Repeat the material below word for word and leave out all pictures.

-- Start ENTRIES --

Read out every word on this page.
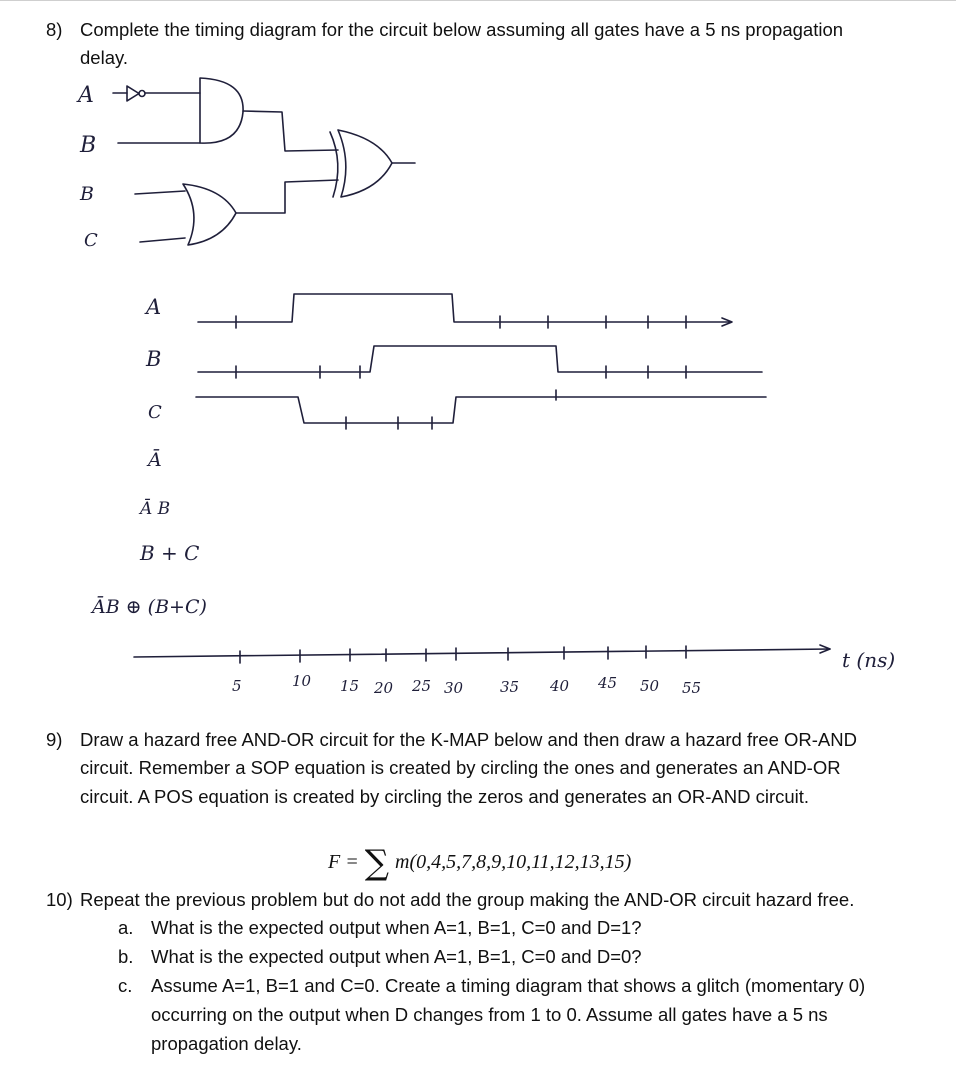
8) Complete the timing diagram for the circuit below assuming all gates have a 5 ns propagation
delay.
A
B
B
C
A
B
C
Ā
Ā B
B + C
ĀB ⊕ (B+C)
5	10 15 20 25 30 35 40 45 50 55
t (ns)
9) Draw a hazard free AND-OR circuit for the K-MAP below and then draw a hazard free OR-AND
circuit. Remember a SOP equation is created by circling the ones and generates an AND-OR
circuit. A POS equation is created by circling the zeros and generates an OR-AND circuit.
F = ∑ m(0,4,5,7,8,9,10,11,12,13,15)
10) Repeat the previous problem but do not add the group making the AND-OR circuit hazard free.
a. What is the expected output when A=1, B=1, C=0 and D=1?
b. What is the expected output when A=1, B=1, C=0 and D=0?
c. Assume A=1, B=1 and C=0. Create a timing diagram that shows a glitch (momentary 0)
occurring on the output when D changes from 1 to 0. Assume all gates have a 5 ns
propagation delay.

-- End ENTRIES --

**EXPECTED ANSWER:**
Read out every word on this page.
8) Complete the timing diagram for the circuit below assuming all gates have a 5 ns propagation
delay.
A
B
B
C
A
B
C
Ā
Ā B
B + C
ĀB ⊕ (B+C)
5	10 15 20 25 30 35 40 45 50 55
t (ns)
9) Draw a hazard free AND-OR circuit for the K-MAP below and then draw a hazard free OR-AND
circuit. Remember a SOP equation is created by circling the ones and generates an AND-OR
circuit. A POS equation is created by circling the zeros and generates an OR-AND circuit.
F = ∑ m(0,4,5,7,8,9,10,11,12,13,15)
10) Repeat the previous problem but do not add the group making the AND-OR circuit hazard free.
a. What is the expected output when A=1, B=1, C=0 and D=1?
b. What is the expected output when A=1, B=1, C=0 and D=0?
c. Assume A=1, B=1 and C=0. Create a timing diagram that shows a glitch (momentary 0)
occurring on the output when D changes from 1 to 0. Assume all gates have a 5 ns
propagation delay.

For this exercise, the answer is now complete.